## Task brief
Your answer should be one number: the count of lines in these entries that hold the word "EVENTS".

Collected data entries:
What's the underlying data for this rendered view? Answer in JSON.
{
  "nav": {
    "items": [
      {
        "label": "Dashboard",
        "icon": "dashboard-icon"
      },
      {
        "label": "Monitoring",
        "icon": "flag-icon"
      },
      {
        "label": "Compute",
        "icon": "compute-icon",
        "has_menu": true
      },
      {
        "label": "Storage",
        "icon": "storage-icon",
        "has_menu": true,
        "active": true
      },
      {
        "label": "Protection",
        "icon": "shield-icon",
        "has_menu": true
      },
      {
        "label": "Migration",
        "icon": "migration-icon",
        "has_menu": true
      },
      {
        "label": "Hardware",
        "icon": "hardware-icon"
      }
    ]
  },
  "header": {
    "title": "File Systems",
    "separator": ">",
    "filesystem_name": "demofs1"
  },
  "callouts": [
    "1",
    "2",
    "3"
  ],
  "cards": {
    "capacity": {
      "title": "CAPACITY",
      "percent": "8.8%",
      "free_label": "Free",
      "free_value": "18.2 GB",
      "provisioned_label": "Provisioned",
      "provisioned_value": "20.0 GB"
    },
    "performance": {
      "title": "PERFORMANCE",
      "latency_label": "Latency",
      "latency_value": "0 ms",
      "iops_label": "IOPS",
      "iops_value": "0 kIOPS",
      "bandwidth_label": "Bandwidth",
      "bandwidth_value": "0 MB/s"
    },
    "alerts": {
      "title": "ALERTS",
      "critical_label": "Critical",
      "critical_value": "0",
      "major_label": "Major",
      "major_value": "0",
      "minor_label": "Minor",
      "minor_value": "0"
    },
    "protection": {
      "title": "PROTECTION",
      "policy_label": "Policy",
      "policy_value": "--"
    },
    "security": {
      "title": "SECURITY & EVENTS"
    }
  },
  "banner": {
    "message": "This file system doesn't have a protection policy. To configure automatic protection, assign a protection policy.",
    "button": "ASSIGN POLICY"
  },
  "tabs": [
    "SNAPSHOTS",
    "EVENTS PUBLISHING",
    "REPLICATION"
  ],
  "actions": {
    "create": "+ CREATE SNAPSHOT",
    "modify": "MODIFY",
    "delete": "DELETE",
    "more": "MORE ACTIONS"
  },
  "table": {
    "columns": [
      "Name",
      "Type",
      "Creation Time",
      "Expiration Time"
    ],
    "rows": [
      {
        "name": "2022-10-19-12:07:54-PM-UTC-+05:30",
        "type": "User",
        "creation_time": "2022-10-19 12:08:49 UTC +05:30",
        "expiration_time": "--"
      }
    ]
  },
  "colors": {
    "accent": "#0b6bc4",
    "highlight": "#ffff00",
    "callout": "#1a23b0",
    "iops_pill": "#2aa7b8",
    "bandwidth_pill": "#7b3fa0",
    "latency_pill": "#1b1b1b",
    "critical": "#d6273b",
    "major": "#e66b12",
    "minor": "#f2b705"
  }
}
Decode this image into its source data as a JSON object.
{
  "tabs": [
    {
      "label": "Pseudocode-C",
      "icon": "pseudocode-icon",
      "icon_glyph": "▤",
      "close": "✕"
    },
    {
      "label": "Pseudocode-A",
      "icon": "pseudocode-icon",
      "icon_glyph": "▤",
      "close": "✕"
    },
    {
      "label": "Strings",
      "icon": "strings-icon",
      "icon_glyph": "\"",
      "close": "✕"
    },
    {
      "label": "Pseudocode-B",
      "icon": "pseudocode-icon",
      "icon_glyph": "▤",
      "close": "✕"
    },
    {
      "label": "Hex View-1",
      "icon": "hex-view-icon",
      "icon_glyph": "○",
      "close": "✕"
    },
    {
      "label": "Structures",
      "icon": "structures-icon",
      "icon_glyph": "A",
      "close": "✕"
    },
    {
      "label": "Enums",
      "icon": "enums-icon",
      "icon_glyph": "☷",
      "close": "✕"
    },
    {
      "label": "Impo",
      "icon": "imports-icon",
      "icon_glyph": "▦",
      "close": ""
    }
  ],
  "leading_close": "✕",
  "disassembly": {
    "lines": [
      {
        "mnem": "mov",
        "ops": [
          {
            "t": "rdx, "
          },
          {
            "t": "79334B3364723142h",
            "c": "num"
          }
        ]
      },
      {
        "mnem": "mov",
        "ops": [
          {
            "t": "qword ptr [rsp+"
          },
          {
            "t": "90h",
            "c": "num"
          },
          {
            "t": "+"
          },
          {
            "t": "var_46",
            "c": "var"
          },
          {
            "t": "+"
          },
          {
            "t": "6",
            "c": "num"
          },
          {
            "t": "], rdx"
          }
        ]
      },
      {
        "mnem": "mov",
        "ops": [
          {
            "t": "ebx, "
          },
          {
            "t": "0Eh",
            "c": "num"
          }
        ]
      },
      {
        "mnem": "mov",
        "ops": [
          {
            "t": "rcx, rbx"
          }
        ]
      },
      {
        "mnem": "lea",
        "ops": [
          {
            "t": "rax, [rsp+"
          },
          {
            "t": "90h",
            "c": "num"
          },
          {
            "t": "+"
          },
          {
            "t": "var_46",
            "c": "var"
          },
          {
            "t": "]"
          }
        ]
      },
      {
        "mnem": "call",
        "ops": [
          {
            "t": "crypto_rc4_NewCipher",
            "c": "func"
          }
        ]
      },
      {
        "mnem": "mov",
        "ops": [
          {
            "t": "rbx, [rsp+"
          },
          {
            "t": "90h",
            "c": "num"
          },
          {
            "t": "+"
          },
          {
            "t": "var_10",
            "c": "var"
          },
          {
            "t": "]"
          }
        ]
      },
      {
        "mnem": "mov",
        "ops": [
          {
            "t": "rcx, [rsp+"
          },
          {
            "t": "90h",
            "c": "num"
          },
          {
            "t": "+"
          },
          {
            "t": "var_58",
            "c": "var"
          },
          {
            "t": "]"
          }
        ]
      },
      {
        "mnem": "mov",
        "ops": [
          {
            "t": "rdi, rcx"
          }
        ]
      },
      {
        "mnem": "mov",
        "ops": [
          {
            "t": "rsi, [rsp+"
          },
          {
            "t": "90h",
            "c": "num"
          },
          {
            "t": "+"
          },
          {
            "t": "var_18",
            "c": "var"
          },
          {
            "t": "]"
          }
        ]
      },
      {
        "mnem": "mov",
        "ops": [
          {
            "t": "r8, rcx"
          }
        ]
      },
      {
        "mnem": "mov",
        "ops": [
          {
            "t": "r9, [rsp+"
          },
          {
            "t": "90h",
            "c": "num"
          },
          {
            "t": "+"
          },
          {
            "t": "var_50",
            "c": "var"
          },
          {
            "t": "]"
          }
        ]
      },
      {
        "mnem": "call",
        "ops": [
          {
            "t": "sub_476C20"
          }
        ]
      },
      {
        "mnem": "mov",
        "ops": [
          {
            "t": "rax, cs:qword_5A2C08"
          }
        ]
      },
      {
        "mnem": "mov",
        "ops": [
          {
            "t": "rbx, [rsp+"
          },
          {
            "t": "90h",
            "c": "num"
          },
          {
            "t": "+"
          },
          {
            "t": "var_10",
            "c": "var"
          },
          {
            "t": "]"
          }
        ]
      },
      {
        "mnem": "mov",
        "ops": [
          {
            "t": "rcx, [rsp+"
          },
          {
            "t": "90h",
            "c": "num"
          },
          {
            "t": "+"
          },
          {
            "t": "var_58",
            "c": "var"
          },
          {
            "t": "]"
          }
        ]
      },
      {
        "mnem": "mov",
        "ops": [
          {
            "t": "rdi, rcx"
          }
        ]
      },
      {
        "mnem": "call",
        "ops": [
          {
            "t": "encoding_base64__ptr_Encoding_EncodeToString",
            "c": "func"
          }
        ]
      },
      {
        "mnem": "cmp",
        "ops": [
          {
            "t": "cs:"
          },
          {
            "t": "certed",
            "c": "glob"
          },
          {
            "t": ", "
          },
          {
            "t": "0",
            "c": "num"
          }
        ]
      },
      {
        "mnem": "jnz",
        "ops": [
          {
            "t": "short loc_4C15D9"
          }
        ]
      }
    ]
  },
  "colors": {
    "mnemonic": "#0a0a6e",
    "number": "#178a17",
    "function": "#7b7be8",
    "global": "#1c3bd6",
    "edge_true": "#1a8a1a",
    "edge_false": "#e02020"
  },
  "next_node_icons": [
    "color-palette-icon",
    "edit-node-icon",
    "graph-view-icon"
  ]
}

## Task response
2